>> begin ITEMS

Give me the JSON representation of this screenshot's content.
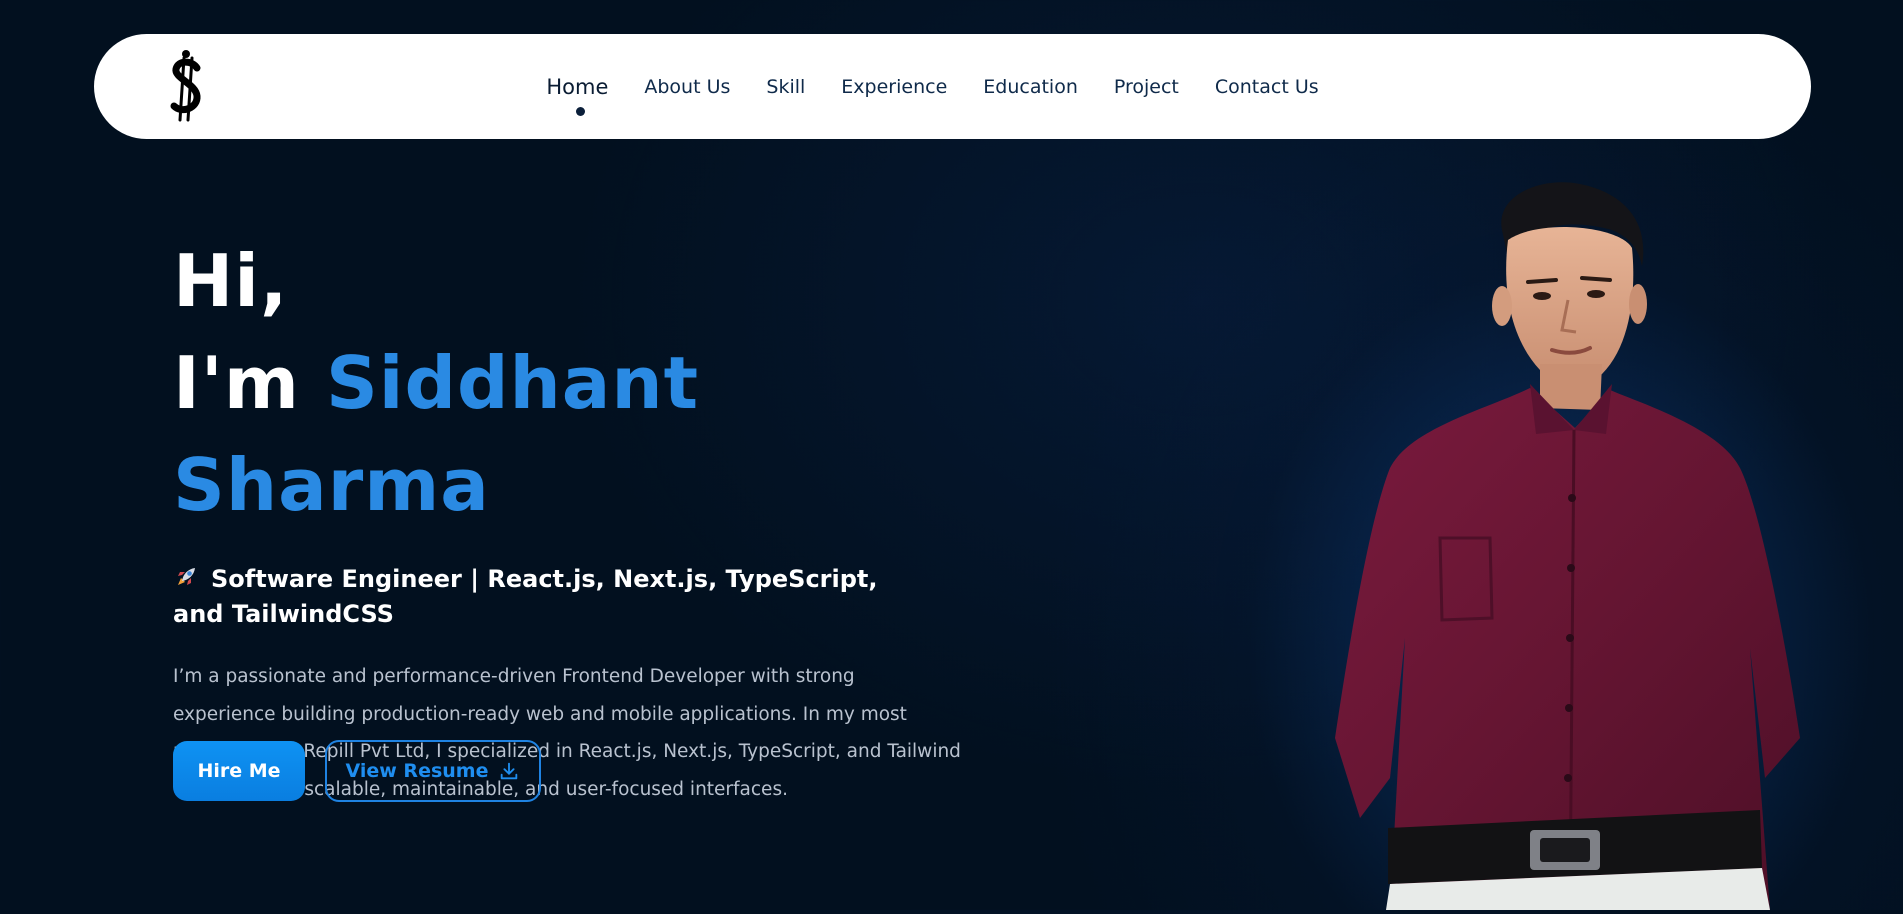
{
  "nav": {
    "logo_icon": "dollar-stylized-logo",
    "items": [
      {
        "label": "Home",
        "active": true
      },
      {
        "label": "About Us"
      },
      {
        "label": "Skill"
      },
      {
        "label": "Experience"
      },
      {
        "label": "Education"
      },
      {
        "label": "Project"
      },
      {
        "label": "Contact Us"
      }
    ]
  },
  "hero": {
    "greeting": "Hi,",
    "intro_prefix": "I'm",
    "name": "Siddhant Sharma",
    "role_icon": "rocket-icon",
    "role": "Software Engineer | React.js, Next.js, TypeScript, and TailwindCSS",
    "bio": "I’m a passionate and performance-driven Frontend Developer with strong experience building production-ready web and mobile applications. In my most recent role at Repill Pvt Ltd, I specialized in React.js, Next.js, TypeScript, and Tailwind CSS to create scalable, maintainable, and user-focused interfaces.",
    "hire_label": "Hire Me",
    "resume_label": "View Resume",
    "resume_icon": "download-icon"
  },
  "colors": {
    "background": "#02101f",
    "accent": "#2a8ae3",
    "button_primary": "#0e92f3",
    "nav_text": "#0f2a4a"
  }
}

>> end ITEMS

SHORT TASK
Retype the listing exactly. Pictures do not belong in the copy.

ANSWER FOR THIS EXERCISE
Give me the JSON representation of this screenshot's content.
{
  "nav": {
    "logo_icon": "dollar-stylized-logo",
    "items": [
      {
        "label": "Home",
        "active": true
      },
      {
        "label": "About Us"
      },
      {
        "label": "Skill"
      },
      {
        "label": "Experience"
      },
      {
        "label": "Education"
      },
      {
        "label": "Project"
      },
      {
        "label": "Contact Us"
      }
    ]
  },
  "hero": {
    "greeting": "Hi,",
    "intro_prefix": "I'm",
    "name": "Siddhant Sharma",
    "role_icon": "rocket-icon",
    "role": "Software Engineer | React.js, Next.js, TypeScript, and TailwindCSS",
    "bio": "I’m a passionate and performance-driven Frontend Developer with strong experience building production-ready web and mobile applications. In my most recent role at Repill Pvt Ltd, I specialized in React.js, Next.js, TypeScript, and Tailwind CSS to create scalable, maintainable, and user-focused interfaces.",
    "hire_label": "Hire Me",
    "resume_label": "View Resume",
    "resume_icon": "download-icon"
  },
  "colors": {
    "background": "#02101f",
    "accent": "#2a8ae3",
    "button_primary": "#0e92f3",
    "nav_text": "#0f2a4a"
  }
}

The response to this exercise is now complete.